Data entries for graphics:
-- -- --
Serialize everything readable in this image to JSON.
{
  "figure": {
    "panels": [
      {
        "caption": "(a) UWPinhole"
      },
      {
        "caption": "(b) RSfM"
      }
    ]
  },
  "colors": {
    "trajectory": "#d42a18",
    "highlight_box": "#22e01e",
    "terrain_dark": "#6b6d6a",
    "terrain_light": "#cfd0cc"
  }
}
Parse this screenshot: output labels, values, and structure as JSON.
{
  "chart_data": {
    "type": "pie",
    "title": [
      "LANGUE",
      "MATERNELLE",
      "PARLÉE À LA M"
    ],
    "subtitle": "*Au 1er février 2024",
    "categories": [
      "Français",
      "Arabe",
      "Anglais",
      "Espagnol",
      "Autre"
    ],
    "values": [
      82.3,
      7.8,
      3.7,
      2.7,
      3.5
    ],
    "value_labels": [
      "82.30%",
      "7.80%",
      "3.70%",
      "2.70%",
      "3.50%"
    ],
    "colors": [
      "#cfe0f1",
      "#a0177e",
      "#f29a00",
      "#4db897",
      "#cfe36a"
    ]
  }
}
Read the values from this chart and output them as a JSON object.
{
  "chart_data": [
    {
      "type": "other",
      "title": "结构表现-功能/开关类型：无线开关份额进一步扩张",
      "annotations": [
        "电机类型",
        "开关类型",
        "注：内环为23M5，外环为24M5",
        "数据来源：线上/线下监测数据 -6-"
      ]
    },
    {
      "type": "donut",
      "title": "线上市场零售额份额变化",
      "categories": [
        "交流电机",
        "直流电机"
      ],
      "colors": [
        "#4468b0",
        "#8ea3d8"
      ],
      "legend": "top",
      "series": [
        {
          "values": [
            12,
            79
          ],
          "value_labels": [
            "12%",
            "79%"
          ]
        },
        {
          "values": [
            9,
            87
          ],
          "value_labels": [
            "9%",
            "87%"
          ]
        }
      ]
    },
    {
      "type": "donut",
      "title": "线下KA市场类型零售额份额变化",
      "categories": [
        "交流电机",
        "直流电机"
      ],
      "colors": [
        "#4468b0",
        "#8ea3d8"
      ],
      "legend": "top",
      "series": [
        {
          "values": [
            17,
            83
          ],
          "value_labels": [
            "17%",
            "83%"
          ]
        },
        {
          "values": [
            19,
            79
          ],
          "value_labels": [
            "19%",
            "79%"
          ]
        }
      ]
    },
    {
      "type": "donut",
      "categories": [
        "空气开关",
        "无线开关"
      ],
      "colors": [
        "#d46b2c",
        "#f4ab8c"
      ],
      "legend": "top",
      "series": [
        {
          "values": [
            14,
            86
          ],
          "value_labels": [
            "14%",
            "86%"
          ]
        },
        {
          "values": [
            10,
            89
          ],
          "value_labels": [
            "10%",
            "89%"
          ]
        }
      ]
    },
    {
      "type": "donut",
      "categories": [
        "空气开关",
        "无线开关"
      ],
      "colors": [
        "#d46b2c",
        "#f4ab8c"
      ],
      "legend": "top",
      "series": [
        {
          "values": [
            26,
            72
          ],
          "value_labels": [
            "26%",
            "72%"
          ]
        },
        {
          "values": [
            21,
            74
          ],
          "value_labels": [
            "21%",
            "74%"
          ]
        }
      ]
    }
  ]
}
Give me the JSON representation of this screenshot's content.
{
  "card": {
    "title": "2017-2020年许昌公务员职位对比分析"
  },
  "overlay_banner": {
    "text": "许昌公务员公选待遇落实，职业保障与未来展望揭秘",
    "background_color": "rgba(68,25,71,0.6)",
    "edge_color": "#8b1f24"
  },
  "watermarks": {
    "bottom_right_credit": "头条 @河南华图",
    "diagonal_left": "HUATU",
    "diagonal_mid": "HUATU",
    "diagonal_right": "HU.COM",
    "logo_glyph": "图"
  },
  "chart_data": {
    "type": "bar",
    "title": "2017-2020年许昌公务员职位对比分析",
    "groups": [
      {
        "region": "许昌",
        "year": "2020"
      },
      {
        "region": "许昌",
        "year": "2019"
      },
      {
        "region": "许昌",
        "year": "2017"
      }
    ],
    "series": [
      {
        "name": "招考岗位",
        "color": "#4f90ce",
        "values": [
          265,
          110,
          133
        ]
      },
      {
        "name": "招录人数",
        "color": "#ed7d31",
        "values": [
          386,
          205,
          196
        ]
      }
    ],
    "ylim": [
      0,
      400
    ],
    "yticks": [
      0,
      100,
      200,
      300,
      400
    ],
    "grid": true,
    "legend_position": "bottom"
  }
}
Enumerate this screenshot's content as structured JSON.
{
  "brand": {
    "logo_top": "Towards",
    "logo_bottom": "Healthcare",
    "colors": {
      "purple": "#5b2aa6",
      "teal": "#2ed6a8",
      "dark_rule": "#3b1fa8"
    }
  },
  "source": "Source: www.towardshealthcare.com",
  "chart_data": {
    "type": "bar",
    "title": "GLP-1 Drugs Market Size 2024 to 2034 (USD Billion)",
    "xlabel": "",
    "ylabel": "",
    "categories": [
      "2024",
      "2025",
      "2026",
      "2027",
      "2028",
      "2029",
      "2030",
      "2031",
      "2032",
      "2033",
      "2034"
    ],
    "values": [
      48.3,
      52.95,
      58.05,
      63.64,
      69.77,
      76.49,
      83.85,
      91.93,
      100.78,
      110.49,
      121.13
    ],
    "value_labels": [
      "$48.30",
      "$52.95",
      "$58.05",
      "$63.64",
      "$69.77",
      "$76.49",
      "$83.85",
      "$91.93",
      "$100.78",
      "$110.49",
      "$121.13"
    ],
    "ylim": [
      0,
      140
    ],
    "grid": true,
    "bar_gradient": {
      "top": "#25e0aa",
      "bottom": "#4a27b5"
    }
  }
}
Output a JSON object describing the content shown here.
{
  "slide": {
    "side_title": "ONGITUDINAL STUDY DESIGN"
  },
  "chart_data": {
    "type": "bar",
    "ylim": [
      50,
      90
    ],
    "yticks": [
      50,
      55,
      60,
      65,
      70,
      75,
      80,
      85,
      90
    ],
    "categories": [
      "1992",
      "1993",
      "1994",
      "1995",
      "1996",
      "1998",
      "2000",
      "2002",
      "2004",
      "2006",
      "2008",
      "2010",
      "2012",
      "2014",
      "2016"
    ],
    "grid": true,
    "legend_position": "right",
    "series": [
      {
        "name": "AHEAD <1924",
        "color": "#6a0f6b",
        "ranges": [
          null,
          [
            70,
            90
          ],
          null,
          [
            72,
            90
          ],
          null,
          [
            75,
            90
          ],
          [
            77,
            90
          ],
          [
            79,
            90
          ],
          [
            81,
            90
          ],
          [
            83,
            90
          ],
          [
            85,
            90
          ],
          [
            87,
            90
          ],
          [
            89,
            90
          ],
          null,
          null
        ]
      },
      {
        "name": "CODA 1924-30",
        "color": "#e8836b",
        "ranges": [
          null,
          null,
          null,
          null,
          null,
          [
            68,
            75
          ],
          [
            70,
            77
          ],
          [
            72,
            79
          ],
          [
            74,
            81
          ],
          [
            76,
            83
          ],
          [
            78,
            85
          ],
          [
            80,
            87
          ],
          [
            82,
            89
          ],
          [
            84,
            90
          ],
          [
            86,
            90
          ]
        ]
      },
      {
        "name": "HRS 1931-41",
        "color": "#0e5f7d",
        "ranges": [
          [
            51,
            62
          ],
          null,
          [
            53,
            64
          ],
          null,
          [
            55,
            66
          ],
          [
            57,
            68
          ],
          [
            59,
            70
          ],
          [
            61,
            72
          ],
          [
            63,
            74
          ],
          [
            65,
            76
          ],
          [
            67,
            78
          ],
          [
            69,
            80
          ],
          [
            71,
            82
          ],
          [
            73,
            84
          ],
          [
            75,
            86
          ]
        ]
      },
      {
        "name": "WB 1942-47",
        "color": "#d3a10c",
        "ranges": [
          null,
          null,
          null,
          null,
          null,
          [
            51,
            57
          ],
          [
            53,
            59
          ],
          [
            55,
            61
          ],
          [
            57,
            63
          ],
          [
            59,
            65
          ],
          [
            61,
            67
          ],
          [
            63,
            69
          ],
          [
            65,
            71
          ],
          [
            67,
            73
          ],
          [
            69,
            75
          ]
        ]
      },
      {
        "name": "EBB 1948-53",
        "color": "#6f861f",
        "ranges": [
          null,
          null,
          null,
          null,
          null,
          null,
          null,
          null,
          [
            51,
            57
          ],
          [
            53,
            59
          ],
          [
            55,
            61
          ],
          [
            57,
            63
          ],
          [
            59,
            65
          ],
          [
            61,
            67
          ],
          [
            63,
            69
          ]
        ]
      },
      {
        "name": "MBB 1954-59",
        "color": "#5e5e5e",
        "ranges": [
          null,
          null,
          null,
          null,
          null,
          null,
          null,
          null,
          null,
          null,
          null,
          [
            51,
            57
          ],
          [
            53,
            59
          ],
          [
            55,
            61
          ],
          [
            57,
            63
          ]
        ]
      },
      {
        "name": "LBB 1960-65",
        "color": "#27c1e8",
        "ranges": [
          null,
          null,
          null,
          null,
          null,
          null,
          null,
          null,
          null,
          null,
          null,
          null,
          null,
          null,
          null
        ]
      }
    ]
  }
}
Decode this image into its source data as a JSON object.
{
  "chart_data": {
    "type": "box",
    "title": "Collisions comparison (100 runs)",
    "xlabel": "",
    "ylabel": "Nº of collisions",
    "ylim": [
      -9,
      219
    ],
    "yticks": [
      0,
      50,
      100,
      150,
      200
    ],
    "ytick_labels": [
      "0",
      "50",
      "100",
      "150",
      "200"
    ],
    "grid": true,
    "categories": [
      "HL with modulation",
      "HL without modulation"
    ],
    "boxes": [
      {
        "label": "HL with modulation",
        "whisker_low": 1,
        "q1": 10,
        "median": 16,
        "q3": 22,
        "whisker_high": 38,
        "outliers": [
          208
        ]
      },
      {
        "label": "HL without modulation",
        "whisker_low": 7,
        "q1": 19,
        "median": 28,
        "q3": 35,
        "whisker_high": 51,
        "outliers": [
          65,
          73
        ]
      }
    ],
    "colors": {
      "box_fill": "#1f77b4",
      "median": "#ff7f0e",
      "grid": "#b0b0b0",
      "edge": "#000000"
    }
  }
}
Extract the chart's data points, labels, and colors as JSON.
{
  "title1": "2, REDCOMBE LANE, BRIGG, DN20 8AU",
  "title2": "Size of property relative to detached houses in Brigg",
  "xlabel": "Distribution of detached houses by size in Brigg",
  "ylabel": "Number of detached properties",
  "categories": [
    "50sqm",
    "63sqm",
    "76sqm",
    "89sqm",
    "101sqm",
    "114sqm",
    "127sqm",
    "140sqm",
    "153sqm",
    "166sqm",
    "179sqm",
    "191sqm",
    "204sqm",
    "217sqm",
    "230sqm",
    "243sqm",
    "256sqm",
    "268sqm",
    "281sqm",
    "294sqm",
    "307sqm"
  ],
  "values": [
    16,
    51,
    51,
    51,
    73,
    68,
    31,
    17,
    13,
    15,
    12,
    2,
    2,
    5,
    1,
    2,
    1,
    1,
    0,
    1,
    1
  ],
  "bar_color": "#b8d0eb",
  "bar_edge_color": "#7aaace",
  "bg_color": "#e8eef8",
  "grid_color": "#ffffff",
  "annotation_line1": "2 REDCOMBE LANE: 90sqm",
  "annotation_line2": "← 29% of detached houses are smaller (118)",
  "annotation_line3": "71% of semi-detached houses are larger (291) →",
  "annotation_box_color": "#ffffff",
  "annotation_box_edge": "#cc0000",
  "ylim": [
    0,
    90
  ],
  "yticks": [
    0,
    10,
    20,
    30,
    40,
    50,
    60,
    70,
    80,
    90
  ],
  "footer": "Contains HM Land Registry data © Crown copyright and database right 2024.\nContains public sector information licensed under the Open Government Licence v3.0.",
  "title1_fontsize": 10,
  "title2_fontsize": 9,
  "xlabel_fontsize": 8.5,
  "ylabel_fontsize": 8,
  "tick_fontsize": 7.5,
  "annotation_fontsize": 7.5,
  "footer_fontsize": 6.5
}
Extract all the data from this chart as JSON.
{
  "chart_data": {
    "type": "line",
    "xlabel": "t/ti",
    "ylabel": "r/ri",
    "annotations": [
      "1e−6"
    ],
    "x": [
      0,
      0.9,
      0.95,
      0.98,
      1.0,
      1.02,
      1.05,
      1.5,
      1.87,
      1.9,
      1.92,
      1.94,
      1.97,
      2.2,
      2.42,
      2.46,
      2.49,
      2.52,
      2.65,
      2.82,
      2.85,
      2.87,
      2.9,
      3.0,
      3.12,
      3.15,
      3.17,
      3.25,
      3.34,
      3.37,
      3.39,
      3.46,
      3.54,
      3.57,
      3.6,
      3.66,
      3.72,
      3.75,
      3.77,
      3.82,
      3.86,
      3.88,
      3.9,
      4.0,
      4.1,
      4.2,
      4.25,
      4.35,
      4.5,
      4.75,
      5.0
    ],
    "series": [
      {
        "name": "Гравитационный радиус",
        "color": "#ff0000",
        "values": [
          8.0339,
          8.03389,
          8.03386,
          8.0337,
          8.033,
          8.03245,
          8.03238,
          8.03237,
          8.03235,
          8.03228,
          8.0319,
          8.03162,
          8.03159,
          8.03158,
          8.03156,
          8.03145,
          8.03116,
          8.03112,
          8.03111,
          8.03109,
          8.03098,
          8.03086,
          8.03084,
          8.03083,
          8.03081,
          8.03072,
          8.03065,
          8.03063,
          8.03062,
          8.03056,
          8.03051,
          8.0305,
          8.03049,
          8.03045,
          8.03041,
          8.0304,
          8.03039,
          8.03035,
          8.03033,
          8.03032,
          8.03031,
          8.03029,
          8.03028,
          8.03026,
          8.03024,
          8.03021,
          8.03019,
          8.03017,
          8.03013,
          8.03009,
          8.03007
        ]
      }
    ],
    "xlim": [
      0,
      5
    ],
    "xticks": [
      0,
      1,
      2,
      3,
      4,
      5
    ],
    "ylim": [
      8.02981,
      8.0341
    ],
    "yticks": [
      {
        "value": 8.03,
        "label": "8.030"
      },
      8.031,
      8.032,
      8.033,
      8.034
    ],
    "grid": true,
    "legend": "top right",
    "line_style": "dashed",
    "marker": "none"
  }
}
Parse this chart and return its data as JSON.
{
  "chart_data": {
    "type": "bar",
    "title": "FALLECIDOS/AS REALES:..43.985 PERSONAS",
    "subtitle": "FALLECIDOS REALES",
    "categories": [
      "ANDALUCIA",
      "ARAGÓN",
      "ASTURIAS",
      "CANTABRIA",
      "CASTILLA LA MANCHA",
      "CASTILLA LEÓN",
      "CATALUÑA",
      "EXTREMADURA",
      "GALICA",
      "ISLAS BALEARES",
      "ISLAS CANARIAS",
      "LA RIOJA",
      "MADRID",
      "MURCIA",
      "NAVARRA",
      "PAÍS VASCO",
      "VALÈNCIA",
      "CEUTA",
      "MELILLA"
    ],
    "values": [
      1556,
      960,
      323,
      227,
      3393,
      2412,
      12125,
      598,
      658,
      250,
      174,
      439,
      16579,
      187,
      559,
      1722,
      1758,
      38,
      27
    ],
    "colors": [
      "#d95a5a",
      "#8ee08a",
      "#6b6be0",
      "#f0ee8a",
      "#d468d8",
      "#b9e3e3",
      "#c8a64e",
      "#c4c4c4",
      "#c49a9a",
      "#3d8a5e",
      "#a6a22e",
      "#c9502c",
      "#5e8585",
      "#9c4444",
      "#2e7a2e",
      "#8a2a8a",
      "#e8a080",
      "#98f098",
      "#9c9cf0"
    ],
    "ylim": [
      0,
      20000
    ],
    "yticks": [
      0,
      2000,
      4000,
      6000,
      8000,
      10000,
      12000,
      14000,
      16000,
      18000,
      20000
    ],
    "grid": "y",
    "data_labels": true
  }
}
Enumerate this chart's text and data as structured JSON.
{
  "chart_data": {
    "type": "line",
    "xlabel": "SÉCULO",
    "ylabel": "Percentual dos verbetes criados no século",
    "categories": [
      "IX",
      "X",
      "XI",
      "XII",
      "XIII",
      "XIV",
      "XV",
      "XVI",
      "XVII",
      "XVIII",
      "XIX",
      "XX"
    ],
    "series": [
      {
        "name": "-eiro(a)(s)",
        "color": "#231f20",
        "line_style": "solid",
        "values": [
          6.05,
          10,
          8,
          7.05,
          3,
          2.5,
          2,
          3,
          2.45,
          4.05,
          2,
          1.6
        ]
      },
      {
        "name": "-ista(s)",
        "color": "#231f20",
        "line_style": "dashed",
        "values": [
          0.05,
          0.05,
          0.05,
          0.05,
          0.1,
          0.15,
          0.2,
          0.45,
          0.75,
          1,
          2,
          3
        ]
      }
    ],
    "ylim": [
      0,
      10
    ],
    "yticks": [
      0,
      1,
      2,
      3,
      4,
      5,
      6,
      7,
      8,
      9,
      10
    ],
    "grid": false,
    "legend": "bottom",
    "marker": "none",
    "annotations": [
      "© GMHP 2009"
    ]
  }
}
-- -- --
> [WHAT TO WORK ON]: Look through the material above and pick out each line holding the word "screenshot".

> [ANSWER FOR THE TASK]:
Parse this screenshot: output labels, values, and structure as JSON.
Give me the JSON representation of this screenshot's content.
Enumerate this screenshot's content as structured JSON.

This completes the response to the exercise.